[Data listing]
·····

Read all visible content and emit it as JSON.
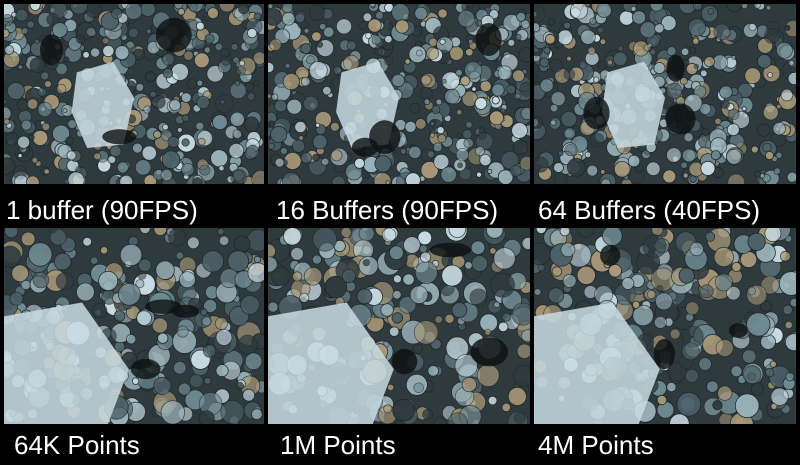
{
  "panels": [
    {
      "caption": "1 buffer (90FPS)"
    },
    {
      "caption": "16 Buffers (90FPS)"
    },
    {
      "caption": "64 Buffers (40FPS)"
    },
    {
      "caption": "64K Points"
    },
    {
      "caption": "1M Points"
    },
    {
      "caption": "4M Points"
    }
  ],
  "colors": {
    "background": "#000000",
    "fractal_dark": "#2e3a3e",
    "fractal_mid": "#6f8a92",
    "fractal_light": "#c9dce3",
    "fractal_warm": "#a89878",
    "caption_text": "#ffffff"
  }
}
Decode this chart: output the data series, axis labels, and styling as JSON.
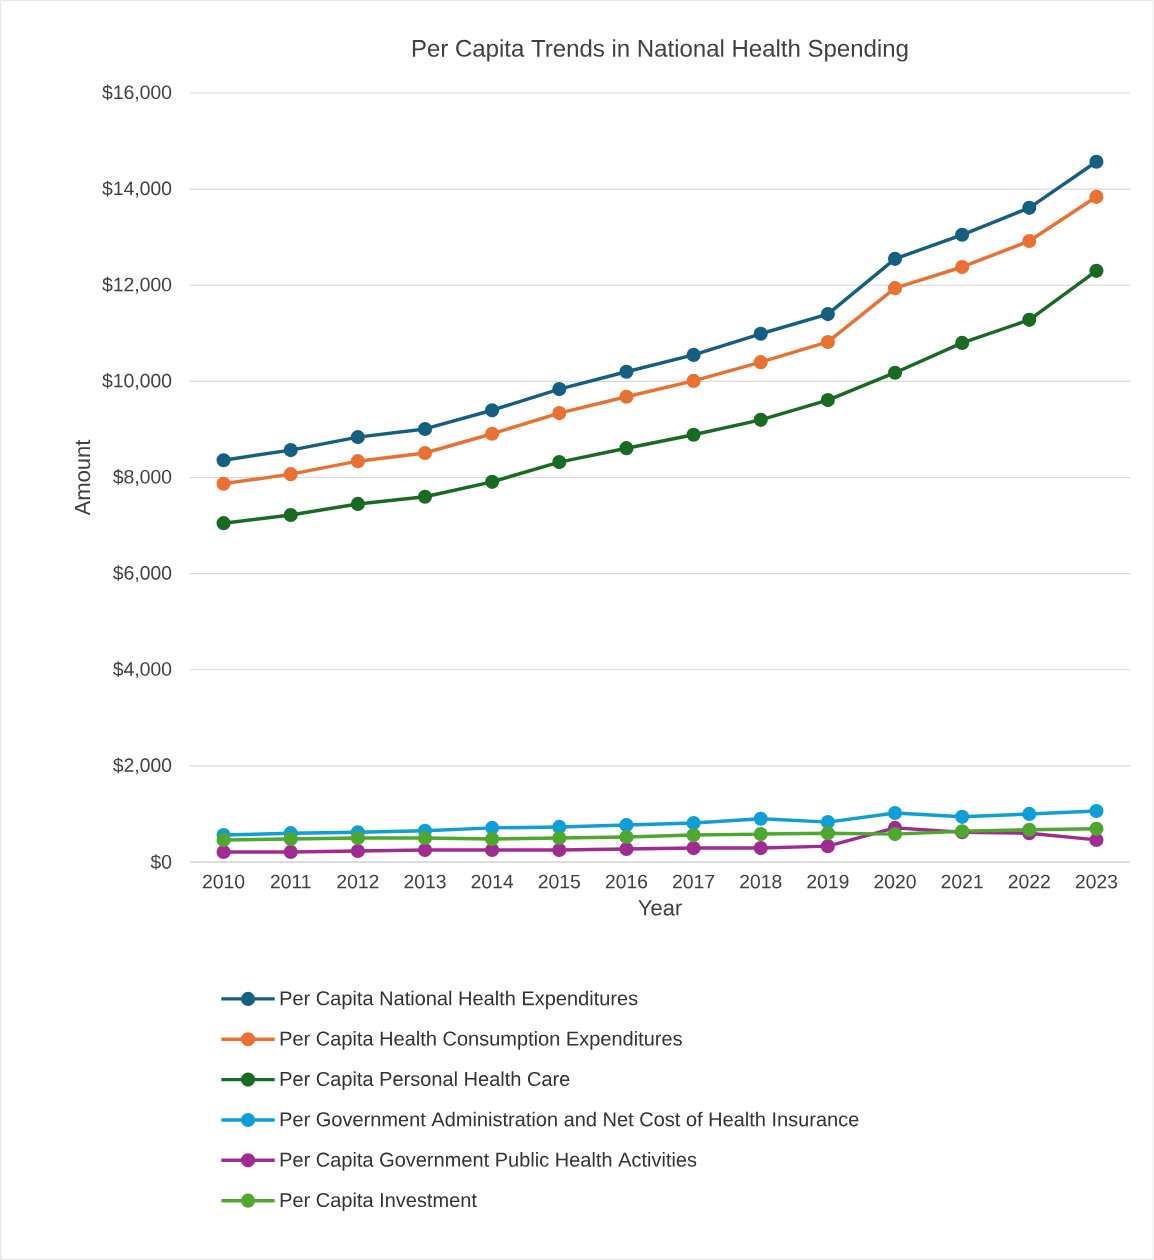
{
  "chart_data": {
    "type": "line",
    "title": "Per Capita Trends in National Health Spending",
    "xlabel": "Year",
    "ylabel": "Amount",
    "categories": [
      "2010",
      "2011",
      "2012",
      "2013",
      "2014",
      "2015",
      "2016",
      "2017",
      "2018",
      "2019",
      "2020",
      "2021",
      "2022",
      "2023"
    ],
    "series": [
      {
        "name": "Per Capita National Health Expenditures",
        "color": "#156082",
        "values": [
          8360,
          8570,
          8840,
          9010,
          9400,
          9840,
          10200,
          10550,
          10990,
          11400,
          12550,
          13050,
          13610,
          14570
        ]
      },
      {
        "name": "Per Capita Health Consumption Expenditures",
        "color": "#e97132",
        "values": [
          7870,
          8070,
          8340,
          8510,
          8910,
          9340,
          9680,
          10010,
          10400,
          10820,
          11940,
          12380,
          12920,
          13840
        ]
      },
      {
        "name": "Per Capita  Personal Health Care",
        "color": "#196b24",
        "values": [
          7050,
          7220,
          7450,
          7600,
          7910,
          8320,
          8610,
          8890,
          9200,
          9610,
          10180,
          10800,
          11280,
          12300
        ]
      },
      {
        "name": "Per Government Administration and Net Cost of Health Insurance",
        "color": "#0f9ed5",
        "values": [
          560,
          600,
          620,
          650,
          710,
          730,
          770,
          810,
          900,
          830,
          1020,
          940,
          1000,
          1060
        ]
      },
      {
        "name": "Per Capita Government Public Health Activities",
        "color": "#a02b93",
        "values": [
          210,
          210,
          230,
          250,
          250,
          250,
          270,
          290,
          290,
          330,
          710,
          620,
          600,
          460
        ]
      },
      {
        "name": "Per Capita Investment",
        "color": "#4ea72e",
        "values": [
          460,
          480,
          500,
          500,
          480,
          500,
          520,
          560,
          580,
          600,
          580,
          640,
          670,
          690
        ]
      }
    ],
    "ylim": [
      0,
      16000
    ],
    "yticks": [
      {
        "value": 0,
        "label": "$0"
      },
      {
        "value": 2000,
        "label": "$2,000"
      },
      {
        "value": 4000,
        "label": "$4,000"
      },
      {
        "value": 6000,
        "label": "$6,000"
      },
      {
        "value": 8000,
        "label": "$8,000"
      },
      {
        "value": 10000,
        "label": "$10,000"
      },
      {
        "value": 12000,
        "label": "$12,000"
      },
      {
        "value": 14000,
        "label": "$14,000"
      },
      {
        "value": 16000,
        "label": "$16,000"
      }
    ],
    "grid": "y",
    "legend": "bottom",
    "marker": "circle",
    "line_style": "solid"
  }
}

·····

Give back all entries exactly. No pictures belong in the copy.

Read all visible content and emit it as JSON.
{
  "panels": [
    {
      "caption": "1 buffer (90FPS)"
    },
    {
      "caption": "16 Buffers (90FPS)"
    },
    {
      "caption": "64 Buffers (40FPS)"
    },
    {
      "caption": "64K Points"
    },
    {
      "caption": "1M Points"
    },
    {
      "caption": "4M Points"
    }
  ],
  "colors": {
    "background": "#000000",
    "fractal_dark": "#2e3a3e",
    "fractal_mid": "#6f8a92",
    "fractal_light": "#c9dce3",
    "fractal_warm": "#a89878",
    "caption_text": "#ffffff"
  }
}
Decode this chart: output the data series, axis labels, and styling as JSON.
{
  "chart_data": {
    "type": "line",
    "title": "Per Capita Trends in National Health Spending",
    "xlabel": "Year",
    "ylabel": "Amount",
    "categories": [
      "2010",
      "2011",
      "2012",
      "2013",
      "2014",
      "2015",
      "2016",
      "2017",
      "2018",
      "2019",
      "2020",
      "2021",
      "2022",
      "2023"
    ],
    "series": [
      {
        "name": "Per Capita National Health Expenditures",
        "color": "#156082",
        "values": [
          8360,
          8570,
          8840,
          9010,
          9400,
          9840,
          10200,
          10550,
          10990,
          11400,
          12550,
          13050,
          13610,
          14570
        ]
      },
      {
        "name": "Per Capita Health Consumption Expenditures",
        "color": "#e97132",
        "values": [
          7870,
          8070,
          8340,
          8510,
          8910,
          9340,
          9680,
          10010,
          10400,
          10820,
          11940,
          12380,
          12920,
          13840
        ]
      },
      {
        "name": "Per Capita  Personal Health Care",
        "color": "#196b24",
        "values": [
          7050,
          7220,
          7450,
          7600,
          7910,
          8320,
          8610,
          8890,
          9200,
          9610,
          10180,
          10800,
          11280,
          12300
        ]
      },
      {
        "name": "Per Government Administration and Net Cost of Health Insurance",
        "color": "#0f9ed5",
        "values": [
          560,
          600,
          620,
          650,
          710,
          730,
          770,
          810,
          900,
          830,
          1020,
          940,
          1000,
          1060
        ]
      },
      {
        "name": "Per Capita Government Public Health Activities",
        "color": "#a02b93",
        "values": [
          210,
          210,
          230,
          250,
          250,
          250,
          270,
          290,
          290,
          330,
          710,
          620,
          600,
          460
        ]
      },
      {
        "name": "Per Capita Investment",
        "color": "#4ea72e",
        "values": [
          460,
          480,
          500,
          500,
          480,
          500,
          520,
          560,
          580,
          600,
          580,
          640,
          670,
          690
        ]
      }
    ],
    "ylim": [
      0,
      16000
    ],
    "yticks": [
      {
        "value": 0,
        "label": "$0"
      },
      {
        "value": 2000,
        "label": "$2,000"
      },
      {
        "value": 4000,
        "label": "$4,000"
      },
      {
        "value": 6000,
        "label": "$6,000"
      },
      {
        "value": 8000,
        "label": "$8,000"
      },
      {
        "value": 10000,
        "label": "$10,000"
      },
      {
        "value": 12000,
        "label": "$12,000"
      },
      {
        "value": 14000,
        "label": "$14,000"
      },
      {
        "value": 16000,
        "label": "$16,000"
      }
    ],
    "grid": "y",
    "legend": "bottom",
    "marker": "circle",
    "line_style": "solid"
  }
}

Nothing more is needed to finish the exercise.